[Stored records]
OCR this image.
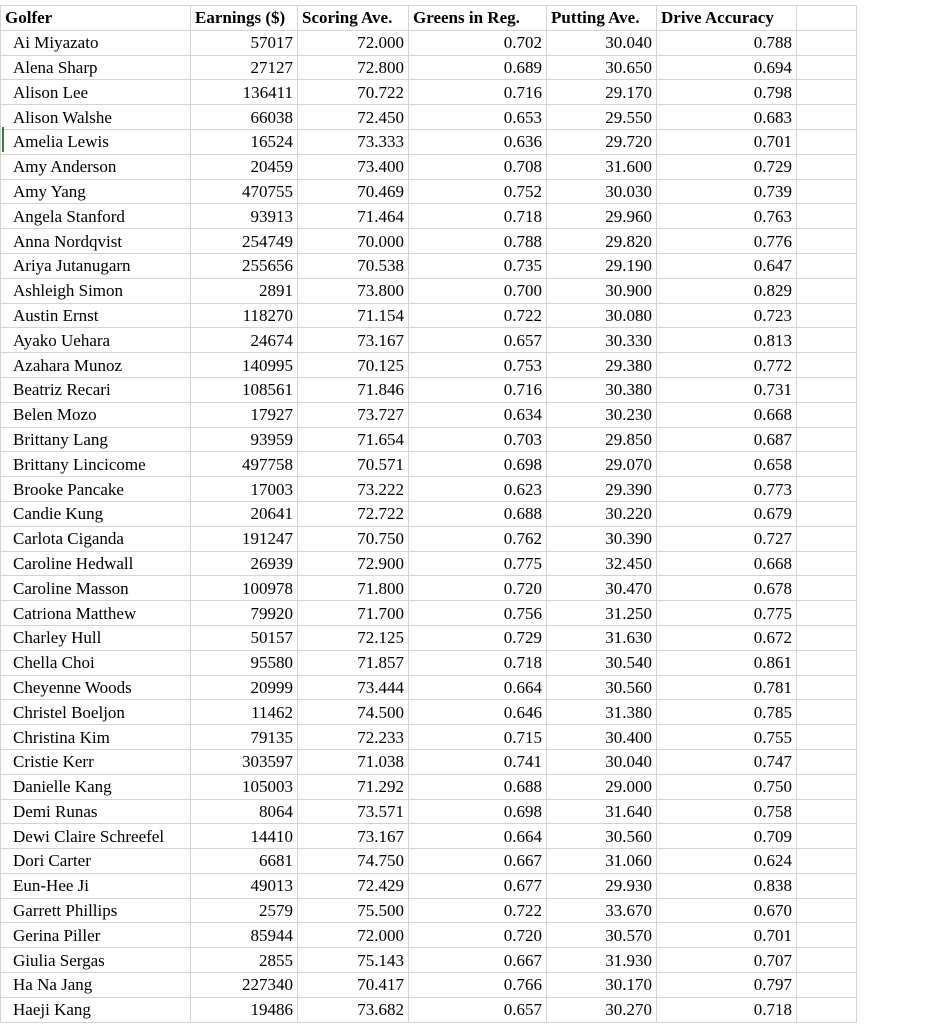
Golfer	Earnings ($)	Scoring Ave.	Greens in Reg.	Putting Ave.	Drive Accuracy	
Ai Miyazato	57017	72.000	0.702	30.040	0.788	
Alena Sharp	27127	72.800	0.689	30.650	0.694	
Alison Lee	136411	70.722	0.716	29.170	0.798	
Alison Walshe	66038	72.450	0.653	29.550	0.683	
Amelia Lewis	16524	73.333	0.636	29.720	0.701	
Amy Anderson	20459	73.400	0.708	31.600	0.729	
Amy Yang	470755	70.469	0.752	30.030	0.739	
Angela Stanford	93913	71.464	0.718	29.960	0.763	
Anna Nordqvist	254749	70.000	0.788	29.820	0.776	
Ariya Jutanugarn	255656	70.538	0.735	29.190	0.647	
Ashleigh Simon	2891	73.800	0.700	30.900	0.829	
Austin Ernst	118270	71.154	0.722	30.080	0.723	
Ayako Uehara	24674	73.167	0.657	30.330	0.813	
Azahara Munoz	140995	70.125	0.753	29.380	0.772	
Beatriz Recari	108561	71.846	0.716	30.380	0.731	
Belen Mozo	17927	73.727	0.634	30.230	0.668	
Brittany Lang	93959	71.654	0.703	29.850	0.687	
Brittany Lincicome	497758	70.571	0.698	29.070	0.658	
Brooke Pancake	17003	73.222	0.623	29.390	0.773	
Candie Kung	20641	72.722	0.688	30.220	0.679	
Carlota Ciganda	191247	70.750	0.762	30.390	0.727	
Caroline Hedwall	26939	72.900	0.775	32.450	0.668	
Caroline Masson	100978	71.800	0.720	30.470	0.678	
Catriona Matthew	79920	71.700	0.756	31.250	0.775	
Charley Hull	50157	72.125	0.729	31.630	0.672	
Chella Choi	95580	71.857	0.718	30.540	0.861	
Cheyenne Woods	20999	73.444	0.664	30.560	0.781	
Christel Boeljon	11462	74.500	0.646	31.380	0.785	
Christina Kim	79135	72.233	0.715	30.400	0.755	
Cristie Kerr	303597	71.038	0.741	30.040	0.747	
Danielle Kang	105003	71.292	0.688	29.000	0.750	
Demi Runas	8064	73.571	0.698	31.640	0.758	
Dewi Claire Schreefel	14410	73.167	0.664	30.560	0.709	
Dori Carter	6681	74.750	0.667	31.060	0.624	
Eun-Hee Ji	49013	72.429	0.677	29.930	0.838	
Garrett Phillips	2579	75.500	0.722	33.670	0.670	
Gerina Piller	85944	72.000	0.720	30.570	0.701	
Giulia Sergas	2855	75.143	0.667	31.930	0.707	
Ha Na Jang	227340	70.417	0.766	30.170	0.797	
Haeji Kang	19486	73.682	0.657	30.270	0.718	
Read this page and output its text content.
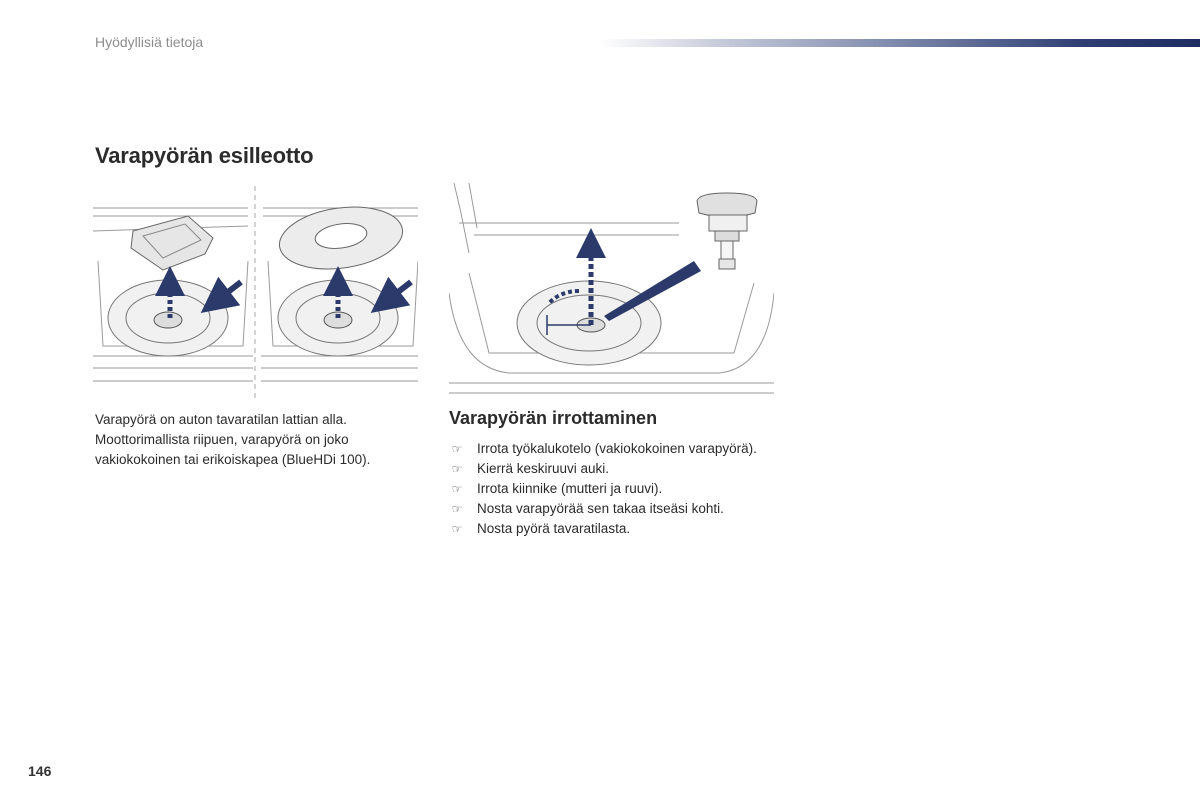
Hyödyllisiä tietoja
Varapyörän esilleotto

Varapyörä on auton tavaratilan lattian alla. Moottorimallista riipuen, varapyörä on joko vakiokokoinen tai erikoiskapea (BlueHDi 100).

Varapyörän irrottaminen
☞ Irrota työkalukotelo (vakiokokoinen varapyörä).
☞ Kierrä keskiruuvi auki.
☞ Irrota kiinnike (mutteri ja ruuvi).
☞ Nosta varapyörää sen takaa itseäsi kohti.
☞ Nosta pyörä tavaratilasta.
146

#### Aim of the exercise
Without including any pictures, output all the entries above exactly.

#### Solution for this task
OCR this image.
Golfer	Earnings ($)	Scoring Ave.	Greens in Reg.	Putting Ave.	Drive Accuracy	
Ai Miyazato	57017	72.000	0.702	30.040	0.788	
Alena Sharp	27127	72.800	0.689	30.650	0.694	
Alison Lee	136411	70.722	0.716	29.170	0.798	
Alison Walshe	66038	72.450	0.653	29.550	0.683	
Amelia Lewis	16524	73.333	0.636	29.720	0.701	
Amy Anderson	20459	73.400	0.708	31.600	0.729	
Amy Yang	470755	70.469	0.752	30.030	0.739	
Angela Stanford	93913	71.464	0.718	29.960	0.763	
Anna Nordqvist	254749	70.000	0.788	29.820	0.776	
Ariya Jutanugarn	255656	70.538	0.735	29.190	0.647	
Ashleigh Simon	2891	73.800	0.700	30.900	0.829	
Austin Ernst	118270	71.154	0.722	30.080	0.723	
Ayako Uehara	24674	73.167	0.657	30.330	0.813	
Azahara Munoz	140995	70.125	0.753	29.380	0.772	
Beatriz Recari	108561	71.846	0.716	30.380	0.731	
Belen Mozo	17927	73.727	0.634	30.230	0.668	
Brittany Lang	93959	71.654	0.703	29.850	0.687	
Brittany Lincicome	497758	70.571	0.698	29.070	0.658	
Brooke Pancake	17003	73.222	0.623	29.390	0.773	
Candie Kung	20641	72.722	0.688	30.220	0.679	
Carlota Ciganda	191247	70.750	0.762	30.390	0.727	
Caroline Hedwall	26939	72.900	0.775	32.450	0.668	
Caroline Masson	100978	71.800	0.720	30.470	0.678	
Catriona Matthew	79920	71.700	0.756	31.250	0.775	
Charley Hull	50157	72.125	0.729	31.630	0.672	
Chella Choi	95580	71.857	0.718	30.540	0.861	
Cheyenne Woods	20999	73.444	0.664	30.560	0.781	
Christel Boeljon	11462	74.500	0.646	31.380	0.785	
Christina Kim	79135	72.233	0.715	30.400	0.755	
Cristie Kerr	303597	71.038	0.741	30.040	0.747	
Danielle Kang	105003	71.292	0.688	29.000	0.750	
Demi Runas	8064	73.571	0.698	31.640	0.758	
Dewi Claire Schreefel	14410	73.167	0.664	30.560	0.709	
Dori Carter	6681	74.750	0.667	31.060	0.624	
Eun-Hee Ji	49013	72.429	0.677	29.930	0.838	
Garrett Phillips	2579	75.500	0.722	33.670	0.670	
Gerina Piller	85944	72.000	0.720	30.570	0.701	
Giulia Sergas	2855	75.143	0.667	31.930	0.707	
Ha Na Jang	227340	70.417	0.766	30.170	0.797	
Haeji Kang	19486	73.682	0.657	30.270	0.718	
Read this page and output its text content.
Hyödyllisiä tietoja
Varapyörän esilleotto

Varapyörä on auton tavaratilan lattian alla. Moottorimallista riipuen, varapyörä on joko vakiokokoinen tai erikoiskapea (BlueHDi 100).

Varapyörän irrottaminen
☞ Irrota työkalukotelo (vakiokokoinen varapyörä).
☞ Kierrä keskiruuvi auki.
☞ Irrota kiinnike (mutteri ja ruuvi).
☞ Nosta varapyörää sen takaa itseäsi kohti.
☞ Nosta pyörä tavaratilasta.
146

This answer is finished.